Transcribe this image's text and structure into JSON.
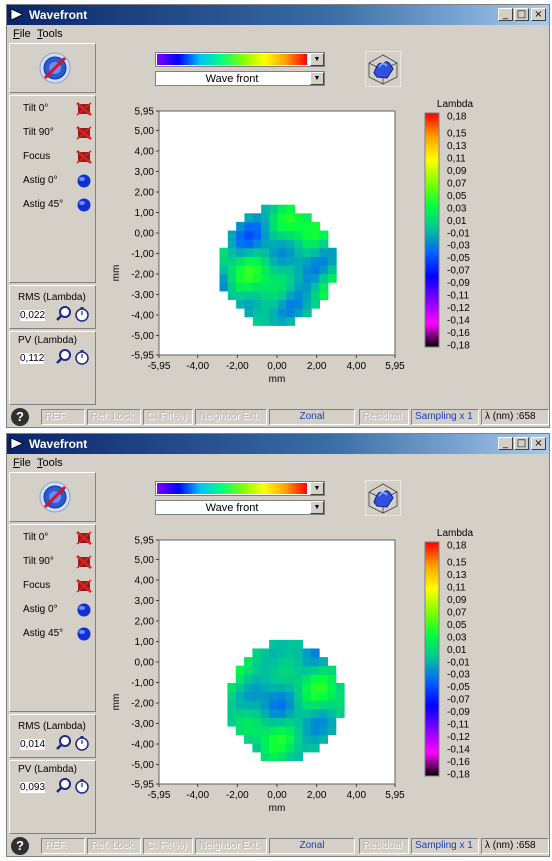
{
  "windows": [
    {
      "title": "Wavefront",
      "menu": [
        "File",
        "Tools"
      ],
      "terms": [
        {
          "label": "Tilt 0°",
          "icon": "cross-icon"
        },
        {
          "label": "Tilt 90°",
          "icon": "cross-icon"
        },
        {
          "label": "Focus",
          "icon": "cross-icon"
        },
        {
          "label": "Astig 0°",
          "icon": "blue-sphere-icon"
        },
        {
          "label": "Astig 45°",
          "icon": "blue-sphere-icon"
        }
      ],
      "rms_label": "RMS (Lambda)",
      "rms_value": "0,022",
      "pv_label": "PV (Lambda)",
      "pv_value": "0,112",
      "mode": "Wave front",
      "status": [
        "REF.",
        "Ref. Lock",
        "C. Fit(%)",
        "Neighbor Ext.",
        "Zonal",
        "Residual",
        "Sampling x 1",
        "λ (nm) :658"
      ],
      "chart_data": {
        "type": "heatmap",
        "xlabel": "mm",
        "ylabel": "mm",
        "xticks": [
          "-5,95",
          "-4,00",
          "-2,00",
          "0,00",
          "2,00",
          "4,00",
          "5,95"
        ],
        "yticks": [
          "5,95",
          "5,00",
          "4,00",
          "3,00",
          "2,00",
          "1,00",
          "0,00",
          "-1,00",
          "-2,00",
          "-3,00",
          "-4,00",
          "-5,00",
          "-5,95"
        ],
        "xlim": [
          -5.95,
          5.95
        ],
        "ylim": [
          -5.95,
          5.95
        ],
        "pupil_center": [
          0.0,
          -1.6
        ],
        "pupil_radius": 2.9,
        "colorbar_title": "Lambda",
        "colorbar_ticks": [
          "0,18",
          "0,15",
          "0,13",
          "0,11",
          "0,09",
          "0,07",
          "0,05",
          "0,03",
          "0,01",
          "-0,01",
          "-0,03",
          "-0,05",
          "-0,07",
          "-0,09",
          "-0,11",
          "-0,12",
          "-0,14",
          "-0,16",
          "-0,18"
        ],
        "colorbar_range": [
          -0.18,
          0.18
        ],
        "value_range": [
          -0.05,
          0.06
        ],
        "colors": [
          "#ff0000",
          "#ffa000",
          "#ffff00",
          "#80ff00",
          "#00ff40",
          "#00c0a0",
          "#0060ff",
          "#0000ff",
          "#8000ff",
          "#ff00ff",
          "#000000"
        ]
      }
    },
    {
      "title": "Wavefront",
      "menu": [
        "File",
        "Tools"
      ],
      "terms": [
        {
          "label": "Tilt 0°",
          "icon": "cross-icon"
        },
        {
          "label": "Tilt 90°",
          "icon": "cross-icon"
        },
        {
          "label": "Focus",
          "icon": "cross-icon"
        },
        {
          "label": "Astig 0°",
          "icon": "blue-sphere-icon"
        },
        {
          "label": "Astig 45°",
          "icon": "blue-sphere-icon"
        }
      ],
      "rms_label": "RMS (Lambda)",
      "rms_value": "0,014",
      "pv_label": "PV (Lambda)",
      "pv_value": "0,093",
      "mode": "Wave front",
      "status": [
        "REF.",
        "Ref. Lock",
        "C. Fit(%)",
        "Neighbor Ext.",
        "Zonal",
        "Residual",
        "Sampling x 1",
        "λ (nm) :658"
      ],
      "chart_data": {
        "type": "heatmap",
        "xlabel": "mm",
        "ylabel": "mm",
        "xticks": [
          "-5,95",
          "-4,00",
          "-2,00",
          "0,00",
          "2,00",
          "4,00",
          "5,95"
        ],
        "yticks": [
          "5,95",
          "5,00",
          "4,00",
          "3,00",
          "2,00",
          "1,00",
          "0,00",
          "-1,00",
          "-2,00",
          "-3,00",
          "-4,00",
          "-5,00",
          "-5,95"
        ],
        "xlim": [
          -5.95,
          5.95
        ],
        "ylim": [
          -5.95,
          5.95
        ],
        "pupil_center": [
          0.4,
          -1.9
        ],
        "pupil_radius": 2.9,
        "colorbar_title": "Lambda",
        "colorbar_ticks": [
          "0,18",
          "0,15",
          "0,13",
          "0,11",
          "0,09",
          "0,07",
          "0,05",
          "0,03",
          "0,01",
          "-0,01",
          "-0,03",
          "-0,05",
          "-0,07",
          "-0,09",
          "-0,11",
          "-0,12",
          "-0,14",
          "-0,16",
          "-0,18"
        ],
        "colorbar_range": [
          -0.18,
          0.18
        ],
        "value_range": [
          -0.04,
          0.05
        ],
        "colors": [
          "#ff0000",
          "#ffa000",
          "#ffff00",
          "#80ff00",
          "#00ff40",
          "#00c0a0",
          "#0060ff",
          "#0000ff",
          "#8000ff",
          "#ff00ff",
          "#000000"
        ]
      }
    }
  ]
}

*****

## Directive
Give all the entries again exactly, dropping each picture.

## Response to this exercise
Transcribe this image's text and structure into JSON.
{
  "windows": [
    {
      "title": "Wavefront",
      "menu": [
        "File",
        "Tools"
      ],
      "terms": [
        {
          "label": "Tilt 0°",
          "icon": "cross-icon"
        },
        {
          "label": "Tilt 90°",
          "icon": "cross-icon"
        },
        {
          "label": "Focus",
          "icon": "cross-icon"
        },
        {
          "label": "Astig 0°",
          "icon": "blue-sphere-icon"
        },
        {
          "label": "Astig 45°",
          "icon": "blue-sphere-icon"
        }
      ],
      "rms_label": "RMS (Lambda)",
      "rms_value": "0,022",
      "pv_label": "PV (Lambda)",
      "pv_value": "0,112",
      "mode": "Wave front",
      "status": [
        "REF.",
        "Ref. Lock",
        "C. Fit(%)",
        "Neighbor Ext.",
        "Zonal",
        "Residual",
        "Sampling x 1",
        "λ (nm) :658"
      ],
      "chart_data": {
        "type": "heatmap",
        "xlabel": "mm",
        "ylabel": "mm",
        "xticks": [
          "-5,95",
          "-4,00",
          "-2,00",
          "0,00",
          "2,00",
          "4,00",
          "5,95"
        ],
        "yticks": [
          "5,95",
          "5,00",
          "4,00",
          "3,00",
          "2,00",
          "1,00",
          "0,00",
          "-1,00",
          "-2,00",
          "-3,00",
          "-4,00",
          "-5,00",
          "-5,95"
        ],
        "xlim": [
          -5.95,
          5.95
        ],
        "ylim": [
          -5.95,
          5.95
        ],
        "pupil_center": [
          0.0,
          -1.6
        ],
        "pupil_radius": 2.9,
        "colorbar_title": "Lambda",
        "colorbar_ticks": [
          "0,18",
          "0,15",
          "0,13",
          "0,11",
          "0,09",
          "0,07",
          "0,05",
          "0,03",
          "0,01",
          "-0,01",
          "-0,03",
          "-0,05",
          "-0,07",
          "-0,09",
          "-0,11",
          "-0,12",
          "-0,14",
          "-0,16",
          "-0,18"
        ],
        "colorbar_range": [
          -0.18,
          0.18
        ],
        "value_range": [
          -0.05,
          0.06
        ],
        "colors": [
          "#ff0000",
          "#ffa000",
          "#ffff00",
          "#80ff00",
          "#00ff40",
          "#00c0a0",
          "#0060ff",
          "#0000ff",
          "#8000ff",
          "#ff00ff",
          "#000000"
        ]
      }
    },
    {
      "title": "Wavefront",
      "menu": [
        "File",
        "Tools"
      ],
      "terms": [
        {
          "label": "Tilt 0°",
          "icon": "cross-icon"
        },
        {
          "label": "Tilt 90°",
          "icon": "cross-icon"
        },
        {
          "label": "Focus",
          "icon": "cross-icon"
        },
        {
          "label": "Astig 0°",
          "icon": "blue-sphere-icon"
        },
        {
          "label": "Astig 45°",
          "icon": "blue-sphere-icon"
        }
      ],
      "rms_label": "RMS (Lambda)",
      "rms_value": "0,014",
      "pv_label": "PV (Lambda)",
      "pv_value": "0,093",
      "mode": "Wave front",
      "status": [
        "REF.",
        "Ref. Lock",
        "C. Fit(%)",
        "Neighbor Ext.",
        "Zonal",
        "Residual",
        "Sampling x 1",
        "λ (nm) :658"
      ],
      "chart_data": {
        "type": "heatmap",
        "xlabel": "mm",
        "ylabel": "mm",
        "xticks": [
          "-5,95",
          "-4,00",
          "-2,00",
          "0,00",
          "2,00",
          "4,00",
          "5,95"
        ],
        "yticks": [
          "5,95",
          "5,00",
          "4,00",
          "3,00",
          "2,00",
          "1,00",
          "0,00",
          "-1,00",
          "-2,00",
          "-3,00",
          "-4,00",
          "-5,00",
          "-5,95"
        ],
        "xlim": [
          -5.95,
          5.95
        ],
        "ylim": [
          -5.95,
          5.95
        ],
        "pupil_center": [
          0.4,
          -1.9
        ],
        "pupil_radius": 2.9,
        "colorbar_title": "Lambda",
        "colorbar_ticks": [
          "0,18",
          "0,15",
          "0,13",
          "0,11",
          "0,09",
          "0,07",
          "0,05",
          "0,03",
          "0,01",
          "-0,01",
          "-0,03",
          "-0,05",
          "-0,07",
          "-0,09",
          "-0,11",
          "-0,12",
          "-0,14",
          "-0,16",
          "-0,18"
        ],
        "colorbar_range": [
          -0.18,
          0.18
        ],
        "value_range": [
          -0.04,
          0.05
        ],
        "colors": [
          "#ff0000",
          "#ffa000",
          "#ffff00",
          "#80ff00",
          "#00ff40",
          "#00c0a0",
          "#0060ff",
          "#0000ff",
          "#8000ff",
          "#ff00ff",
          "#000000"
        ]
      }
    }
  ]
}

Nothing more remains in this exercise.